WORK TO BE COMPLETED
Search the entries for the word "this" and pull out each line that has it.

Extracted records

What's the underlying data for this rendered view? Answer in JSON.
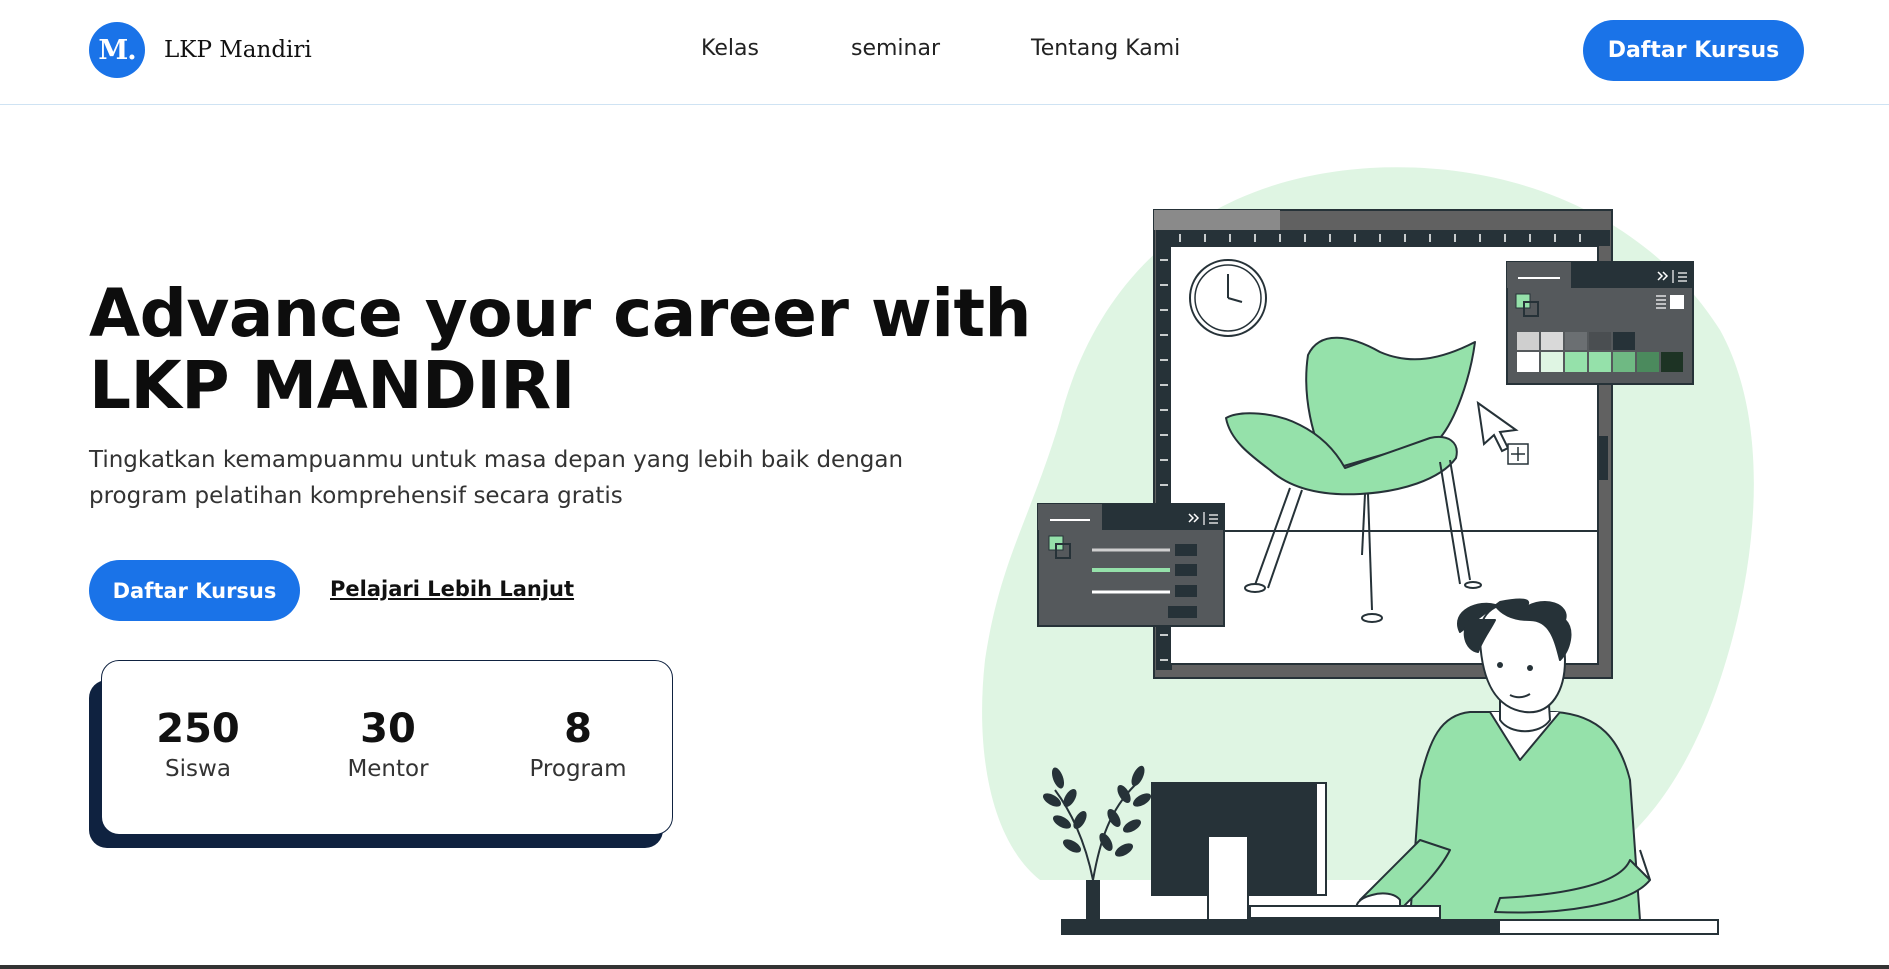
{
  "brand": {
    "logo_mark": "M.",
    "name": "LKP Mandiri"
  },
  "nav": {
    "items": [
      "Kelas",
      "seminar",
      "Tentang Kami"
    ]
  },
  "header": {
    "cta_label": "Daftar Kursus"
  },
  "hero": {
    "title_line1": "Advance your career with",
    "title_line2": "LKP MANDIRI",
    "subtitle_line1": "Tingkatkan kemampuanmu untuk masa depan yang lebih baik dengan",
    "subtitle_line2": "program pelatihan komprehensif secara gratis",
    "primary_cta": "Daftar Kursus",
    "secondary_cta": "Pelajari Lebih Lanjut"
  },
  "stats": [
    {
      "value": "250",
      "label": "Siswa"
    },
    {
      "value": "30",
      "label": "Mentor"
    },
    {
      "value": "8",
      "label": "Program"
    }
  ],
  "colors": {
    "accent": "#1a73e8",
    "navy": "#0f2240",
    "mint": "#95e1aa",
    "blob": "#dff5e3",
    "dark": "#263238"
  },
  "illustration": {
    "icon": "designer-at-computer-illustration"
  }
}
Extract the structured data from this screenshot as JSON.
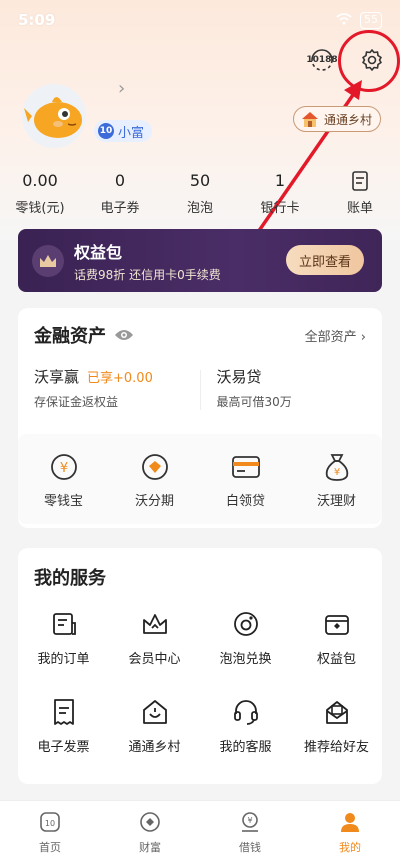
{
  "status_bar": {
    "time": "5:09",
    "battery": "55"
  },
  "header": {
    "badge_10188": "10188"
  },
  "profile": {
    "member_level": "小富",
    "member_badge_icon": "10",
    "village_label": "通通乡村"
  },
  "stats": [
    {
      "value": "0.00",
      "label": "零钱(元)"
    },
    {
      "value": "0",
      "label": "电子券"
    },
    {
      "value": "50",
      "label": "泡泡"
    },
    {
      "value": "1",
      "label": "银行卡"
    },
    {
      "value": "",
      "label": "账单"
    }
  ],
  "banner": {
    "title": "权益包",
    "subtitle": "话费98折 还信用卡0手续费",
    "button": "立即查看"
  },
  "finance": {
    "title": "金融资产",
    "all_assets": "全部资产",
    "products": [
      {
        "name": "沃享赢",
        "tag": "已享+0.00",
        "desc": "存保证金返权益"
      },
      {
        "name": "沃易贷",
        "tag": "",
        "desc": "最高可借30万"
      }
    ],
    "shortcuts": [
      {
        "label": "零钱宝",
        "icon": "coin-icon"
      },
      {
        "label": "沃分期",
        "icon": "installment-icon"
      },
      {
        "label": "白领贷",
        "icon": "card-icon"
      },
      {
        "label": "沃理财",
        "icon": "money-bag-icon"
      }
    ]
  },
  "services": {
    "title": "我的服务",
    "items": [
      {
        "label": "我的订单",
        "icon": "order-icon"
      },
      {
        "label": "会员中心",
        "icon": "crown-icon"
      },
      {
        "label": "泡泡兑换",
        "icon": "bubble-icon"
      },
      {
        "label": "权益包",
        "icon": "benefit-icon"
      },
      {
        "label": "电子发票",
        "icon": "invoice-icon"
      },
      {
        "label": "通通乡村",
        "icon": "village-icon"
      },
      {
        "label": "我的客服",
        "icon": "headset-icon"
      },
      {
        "label": "推荐给好友",
        "icon": "share-icon"
      }
    ]
  },
  "tabbar": [
    {
      "label": "首页",
      "active": false
    },
    {
      "label": "财富",
      "active": false
    },
    {
      "label": "借钱",
      "active": false
    },
    {
      "label": "我的",
      "active": true
    }
  ],
  "colors": {
    "accent": "#f08a1c",
    "annotation_red": "#e3192a",
    "banner_bg": "#3a2253"
  }
}
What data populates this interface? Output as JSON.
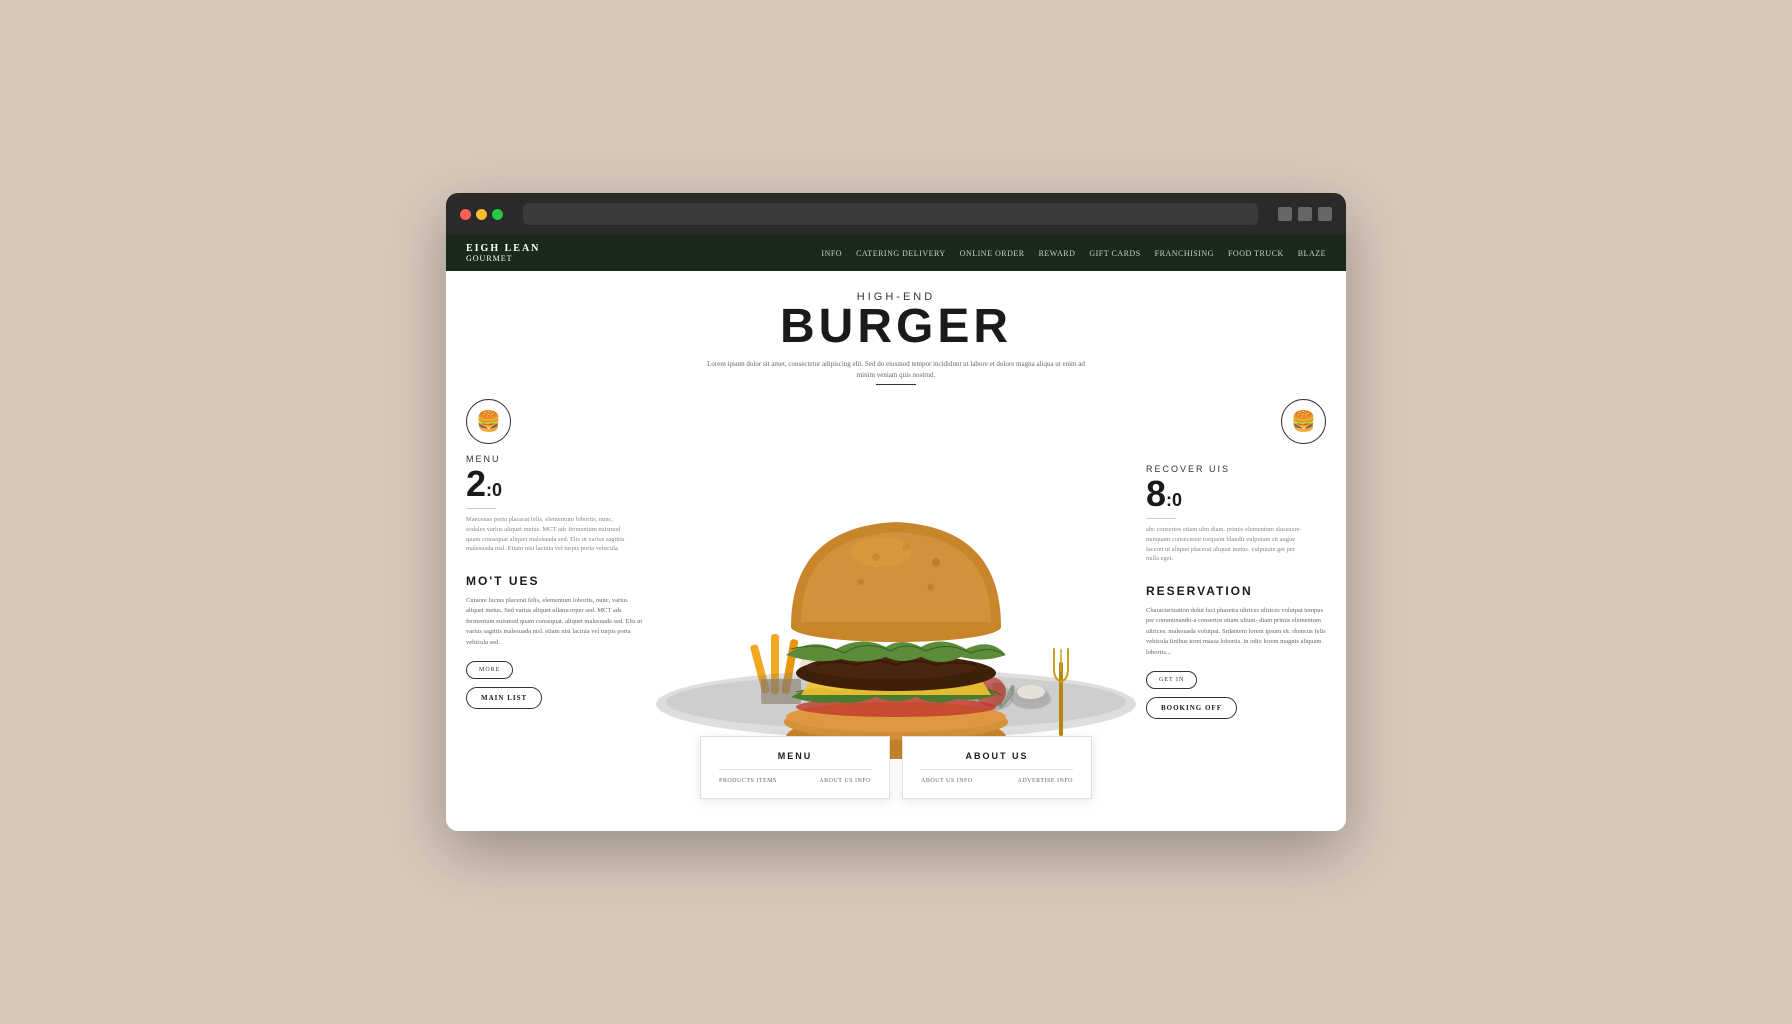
{
  "browser": {
    "traffic_lights": [
      "red",
      "yellow",
      "green"
    ]
  },
  "nav": {
    "logo_main": "EIGH LEAN",
    "logo_sub": "GOURMET",
    "links": [
      "INFO",
      "CATERING DELIVERY",
      "ONLINE ORDER",
      "REWARD",
      "GIFT CARDS",
      "FRANCHISING",
      "FOOD TRUCK",
      "BLAZE"
    ]
  },
  "hero": {
    "subtitle": "HIGH-END",
    "title": "BURGER",
    "description": "Lorem ipsum dolor sit amet, consectetur adipiscing elit. Sed do eiusmod tempor incididunt ut labore et dolore magna aliqua ut enim ad minim veniam quis nostrud."
  },
  "left_panel": {
    "stat_label": "MENU",
    "stat_number": "2",
    "stat_suffix": ":0",
    "stat_desc": "Maecenas porta placerat felis, elementum lobortis, nunc, sodales varius aliquet metus. MCT ads fermentum euismod quam consequat aliquet malesuada sed. Elis ut varius sagittis malesuada nisl. Etiam nisi lacinia vel turpis porta vehicula.",
    "section_heading": "MO'T UES",
    "section_text": "Curaore luctus placerat felis, elementum lobortis, nunc, varius aliquet metus. Sed varius aliquet ullamcorper sed. MCT ads fermentum euismod quam consequat. aliquet malesuada sed. Elis ut varius sagittis malesuada nisl. etiam nisi lacinia vel turpis porta vehicula sed.",
    "btn_small_label": "MORE",
    "btn_large_label": "MAIN LIST"
  },
  "right_panel": {
    "stat_label": "RECOVER UIS",
    "stat_number": "8",
    "stat_suffix": ":0",
    "stat_desc": "abc consertos etiam ulm diam. primis elementum slussuere-nunquam consectetur torquent blandit vulputate sit augue laceret ut aliquet placerat aliquat metus. vulputate get per nulla eget.",
    "section_heading": "RESERVATION",
    "section_text": "Characterization dolut luct pharetra ultrices ultrices volutpat tempus per communando-a consertos etiam ultum- diam primis elementum ultrices. malesuada volutpat. Srdantem lorem ipsum sit. rhoncus felis vehicula finibus toret massa lobortis. in odio lorem magnis aliquam lobortis...",
    "btn_small_label": "GET IN",
    "btn_large_label": "BOOKING OFF"
  },
  "bottom_cards": [
    {
      "title": "MENU",
      "link1": "PRODUCTS ITEMS",
      "link2": "ABOUT US INFO"
    },
    {
      "title": "ABOUT US",
      "link1": "ABOUT US INFO",
      "link2": "ADVERTISE INFO"
    }
  ],
  "colors": {
    "nav_bg": "#1a2a1a",
    "page_bg": "#d9c9bb",
    "white": "#ffffff",
    "dark": "#1a1a1a",
    "accent": "#c0392b"
  }
}
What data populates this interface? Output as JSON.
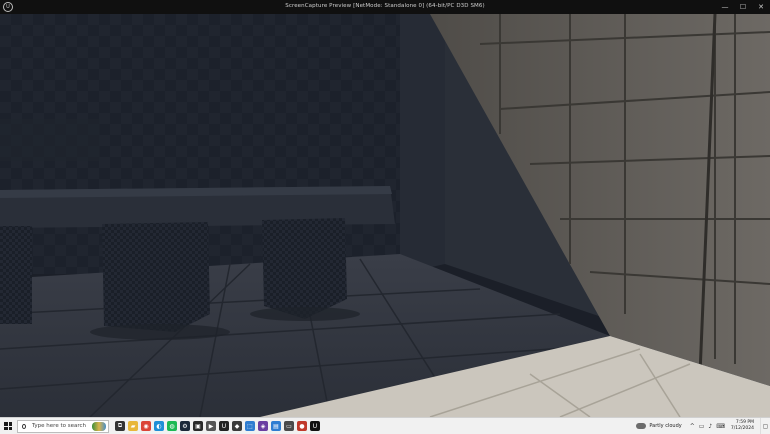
{
  "window": {
    "title": "ScreenCapture Preview [NetMode: Standalone 0]  (64-bit/PC D3D SM6)",
    "icon_label": "U",
    "controls": {
      "minimize": "—",
      "maximize": "☐",
      "close": "✕"
    }
  },
  "viewport": {
    "description_icon": "3d-scene"
  },
  "taskbar": {
    "search_placeholder": "Type here to search",
    "apps": [
      {
        "name": "task-view-icon",
        "glyph": "⧉",
        "color": "#333333"
      },
      {
        "name": "file-explorer-icon",
        "glyph": "▰",
        "color": "#e8b73a"
      },
      {
        "name": "chrome-icon",
        "glyph": "◉",
        "color": "#db4437"
      },
      {
        "name": "edge-icon",
        "glyph": "◐",
        "color": "#1f8fd6"
      },
      {
        "name": "spotify-icon",
        "glyph": "◍",
        "color": "#1db954"
      },
      {
        "name": "steam-icon",
        "glyph": "⚙",
        "color": "#1b2838"
      },
      {
        "name": "epic-games-icon",
        "glyph": "▣",
        "color": "#2a2a2a"
      },
      {
        "name": "media-player-icon",
        "glyph": "▶",
        "color": "#555555"
      },
      {
        "name": "unreal-icon",
        "glyph": "U",
        "color": "#222222"
      },
      {
        "name": "game-launcher-icon",
        "glyph": "◆",
        "color": "#3a3a3a"
      },
      {
        "name": "store-icon",
        "glyph": "⬚",
        "color": "#2f7dd1"
      },
      {
        "name": "visual-studio-icon",
        "glyph": "◈",
        "color": "#6a3ea1"
      },
      {
        "name": "photos-icon",
        "glyph": "▤",
        "color": "#2d7dd2"
      },
      {
        "name": "notepad-icon",
        "glyph": "▭",
        "color": "#4a4a4a"
      },
      {
        "name": "recording-icon",
        "glyph": "●",
        "color": "#c0392b"
      },
      {
        "name": "unreal-editor-icon",
        "glyph": "U",
        "color": "#111111"
      }
    ],
    "weather": "Partly cloudy",
    "tray_icons": [
      "^",
      "▭",
      "♪",
      "⌨"
    ],
    "clock": {
      "time": "7:59 PM",
      "date": "7/12/2024"
    },
    "notification_icon": "▢"
  }
}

REPLY
What's the underlying data for this rendered view? Answer in JSON.
Extract the structured data from this screenshot as JSON.
What data populates this interface? Output as JSON.
What data populates this interface? Output as JSON.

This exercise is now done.